══ Okuma parçası ══

103 yıl önceki bir seçim!
Yahudi Emanuel Karasu, Ermeni Aram Efendi, Arnavut Esat Toptani ve Gürcü Arif Hikmet Paşa’nın odasına girip Sultan Abdülhamit’in devletin başından uzaklaştırılışının ilk yılı, “hürriyetlerin en geniş şekilde ihsan yılı”dır.
Abdülhamit Hanın daha sonra, ne tahttan indirilişi, ne malına mülküne el konulması değil de Aram Efendi Haini ile Karasu hainlerinin orada olmaları beni yüreğimden vurdu mealinde bir yakınması olacaktır.
Hal’in ardından İttihat ve Terakki Fırkası ile Ahrar Fırkasının katıldıkları bir seçim yapıldı ve seçimi İttihat ve Terakki Fırkası kazandı.
Ve 17 Aralık 1908’de İkinci Meşrutiyet’in Meclisi çalışmaya başladı.
İttihat ve Terakki’nin Talat Paşalarını, Enver Paşalarını, Cemal Paşalarını hep biliyoruz. Milliyet Yazarı Hasan Cemal’in de Cemal Paşa’nın torunlarından olduğunu bir not olarak hatırlatalım, yazımız güncel olsun. Osmanlı dağılmasaydı bugün belki de Hafız Esad’ın makamında Hasan Cemal olacaktı öyle
değil mi?
Her neyse..
O günün Meclisi de bugünün Meclisleri gibi hararetli tartışmalara sahne olmuştu, oluyordu.
Meclisin açıldığı 1908 yılı her isteyene istediği cemiyeti kurma hakkının verildiği bir “Cemiyetler Kanunu” yürürlüğe konuldu. Kanun, lehte aleyhte bütün vekiller tarafından övüldü, alkışlandı, hararetle savunuldu. Yalnız, Serfiçe Mebusu Yorgi Başo Efendi, “Bu kanunla Meşrutiyetin nimeti olarak bütün Osmanlılar istedikleri cemiyeti tesis ederek gayelerine hizmet edebileceklerdir” mealinde sözler söyleyince Meclis Başkanı konumundaki Ahmet Rıza Bey gerçek niyetini bildiği Yorgi Başo’ya, “Muhterem refikimizin bu gayesi bizim gibi Osmanlı’nın bütünlüğüdür” mealinde bir istihzada bulunmuştu.

═══
══ Sağlanan bilgiler ══

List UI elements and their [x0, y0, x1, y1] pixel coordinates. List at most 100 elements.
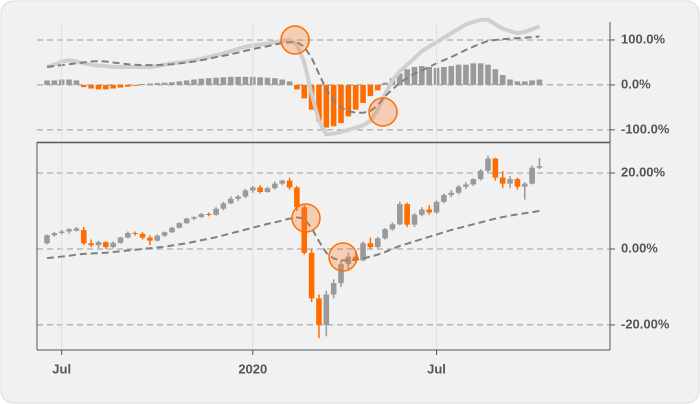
histogram-bar [169, 82, 175, 85]
histogram-bar [492, 69, 499, 85]
histogram-bar [330, 84, 337, 127]
histogram-bar [44, 80, 50, 85]
histogram-bar [448, 66, 455, 85]
histogram-bar [419, 66, 425, 85]
histogram-bar [455, 64, 462, 85]
histogram-bar [286, 81, 293, 85]
candle-body [242, 190, 249, 197]
y-tick-label: 0.00% [621, 240, 658, 255]
x-tick-label: 2020 [238, 361, 267, 376]
histogram-bar [66, 79, 72, 85]
histogram-bar [294, 84, 300, 90]
histogram-bar [183, 80, 190, 85]
candle-body [176, 223, 183, 228]
histogram-bar [411, 66, 418, 85]
candle-body [205, 214, 212, 216]
candle-body [507, 179, 513, 184]
candle-body [419, 209, 425, 215]
candle-body [514, 179, 521, 187]
candle-body [360, 243, 366, 261]
histogram-bar [73, 80, 80, 85]
candle-body [536, 166, 543, 168]
candle-body [227, 198, 234, 204]
histogram-bar [220, 77, 227, 85]
candle-body [294, 187, 300, 208]
histogram-bar [426, 66, 432, 85]
candle-body [110, 242, 116, 248]
histogram-bar [235, 76, 241, 85]
x-tick-label: Jul [427, 361, 446, 376]
histogram-bar [205, 78, 212, 85]
candle-body [117, 237, 124, 243]
histogram-bar [103, 84, 109, 90]
candle-body [470, 179, 477, 185]
histogram-bar [470, 63, 477, 85]
highlight-circle [280, 25, 310, 55]
histogram-bar [176, 81, 183, 85]
histogram-bar [51, 80, 58, 85]
candle-body [154, 235, 161, 241]
histogram-bar [88, 84, 94, 89]
histogram-bar [147, 83, 153, 85]
candle-body [345, 256, 352, 265]
candle-body [352, 256, 359, 261]
candle-body [264, 188, 271, 192]
highlights [280, 25, 398, 272]
histogram-bar [507, 79, 513, 85]
y-tick-label: 0.0% [621, 76, 651, 91]
candle-body [88, 243, 94, 246]
histogram-bar [477, 63, 484, 85]
histogram-bar [242, 76, 249, 85]
candle-body [463, 184, 469, 187]
candle-body [279, 180, 285, 184]
histogram-bar [279, 79, 285, 85]
histogram-bar [463, 64, 469, 85]
candle-body [301, 207, 308, 253]
candle-body [103, 242, 109, 248]
histogram-bar [499, 75, 506, 85]
candle-body [389, 224, 396, 230]
candle-body [404, 204, 410, 225]
histogram-bar [272, 78, 278, 85]
y-tick-label: 100.0% [621, 31, 666, 46]
histogram-bar [95, 84, 102, 90]
y-tick-label: -20.00% [621, 316, 670, 331]
histogram-bar [316, 84, 322, 121]
histogram-bar [374, 84, 381, 91]
histogram-bar [485, 64, 491, 85]
candle-body [411, 214, 418, 225]
histogram-bar [117, 84, 124, 88]
histogram-bar [227, 76, 234, 85]
histogram-bar [80, 84, 87, 88]
candle-body [441, 195, 447, 202]
histogram-bar [529, 80, 535, 85]
histogram-bar [367, 84, 374, 97]
candle-body [308, 252, 315, 299]
candle-body [323, 294, 330, 325]
histogram-bar [521, 81, 528, 85]
candle-body [367, 243, 374, 248]
histogram-bar [345, 84, 352, 117]
candle-body [257, 187, 263, 192]
indicator-line [46, 35, 540, 114]
histogram-bar [154, 83, 161, 85]
candle-body [73, 228, 80, 231]
candle-body [132, 233, 138, 235]
histogram-bar [213, 77, 219, 85]
candle-body [191, 217, 197, 219]
histogram-bar [441, 66, 447, 85]
candle-body [382, 229, 388, 239]
candle-body [397, 204, 403, 225]
candle-body [198, 214, 205, 218]
y-tick-label: 20.00% [621, 164, 666, 179]
histogram-bar [191, 79, 197, 85]
histogram-bar [536, 79, 543, 85]
candle-body [499, 177, 506, 184]
candle-body [448, 192, 455, 196]
candle-body [139, 233, 146, 238]
candle-body [433, 201, 440, 213]
histogram-bar [338, 84, 344, 124]
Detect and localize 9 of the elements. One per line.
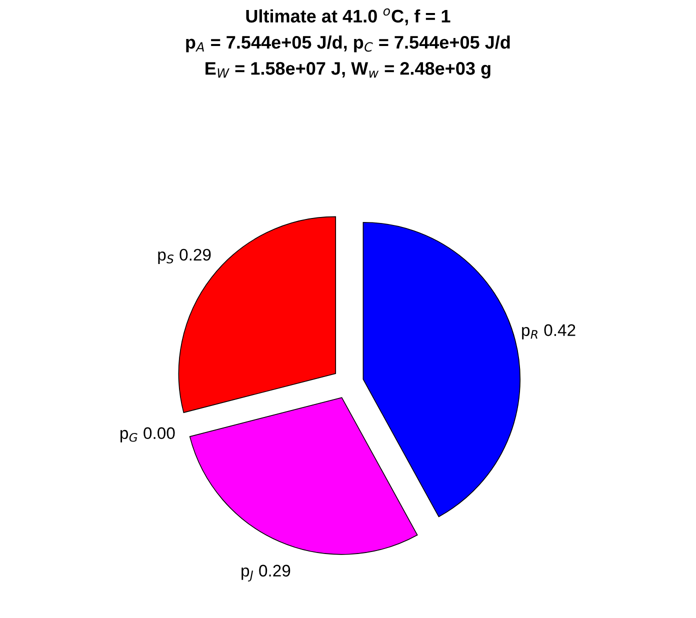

═══

Görevler
- A) İkinci Meşrutiyet Meclisi üzerine yazıya göre Meclis hangi tarihte çalışmaya başladı?
- B) İkinci Meşrutiyet Meclisi üzerine yazıyı kaldığı yerden sürdür.

Yazılı yanıtlar
- A) Meclis 17 Aralık 1908’de çalışmaya başladı.

- B)
Yorgi Başo’nun niyeti elbette ki bu değildi. Nitekim aradan fazla bir zaman geçmeden aynı çatı altında, “Osmanlı İmparatorluğu babamız ise Yunanistan da anamız” diyor, Babanzade İsmail Hakkı Bey de, “Senin Osmanlılığın Osmanlı Bankasının Osmanlılığı kadardır” itirazında bulunuyordu. Türkiye İstiklal ve Hürriyet Mücadeleleri Tarihi’nin 16. cildinde Cemal Kutay, “Tarih gösterecekti ki, Başo Efendi, Osmanlı Bankası kadar da ’Osmanlı’değildir!” diyecekti.
Seçimleri kazanarak iktidar koltuğuna oturan İttihat ve Terakki, Osmanlı Devletini Almanya’nın yanında yedi cephede bir “Ölüm Kalım” mücadelesine soktu, hadi “Bunu yapmak mecburiyetinde kaldı” diyelim.. Bu ölüm kalım mücadelesi sırasında İkinci Meşrutiyet’in her isteyene her istediği cemiyeti kurma nimetini sonuna kadar değerlendiren Yorgi’ler ne yaptılar dersiniz?
Onu da İttihat ve Terakki’nin önemli adamlarından Cemal Paşa’dan dinleyelim:
“- Biz bir hayat memat muharebesine girdiğimiz zaman karşımıza bu Cemiyetler Kanununa göre kurulmuş ve teşkilâtını ikmâl etmiş sayısız ihanet şebekesi çıktı. Kendimizin en halis niyetlerle ve vaat ettiğimiz hürriyeti tahakkuk ettirmek emeliyle temin ettiğimiz hürriyetler suiistimal edilmişti.”
Atatürk ve arkadaşları yakılıp yıkılan, bütün gelirlerine el konmuş, bütün tersaneleri işgal edilmiş, ordusu dağıtılmış, silahları toplanmış Osmanlı’nın küllerinden Türkiye Cumhuriyeti Devletini kurdular. Bu devlet bugün pek çok olumsuzluklara, beceriksizliklere, tasallutlara rağmen 200’den fazla devlet arasında dünyanın 17’nci büyük ekonomisine sahip.
Bu az bir şey değil.
Önlerinde böylesine iki örnek varken, II. Meşrutiyetin güçlü adamlarından ceddi Cemal Paşa’ların yolundan giden Hasan Cemal’ler, Altan’lar... Uzunca bir zamandır “İkinci Cumhuriyet” diye bir rüya görüyor...
Rüyada Yorgi’lerle kırlarda çiçek topluyor, ip atlıyor, mutluluktan uçuyorlar.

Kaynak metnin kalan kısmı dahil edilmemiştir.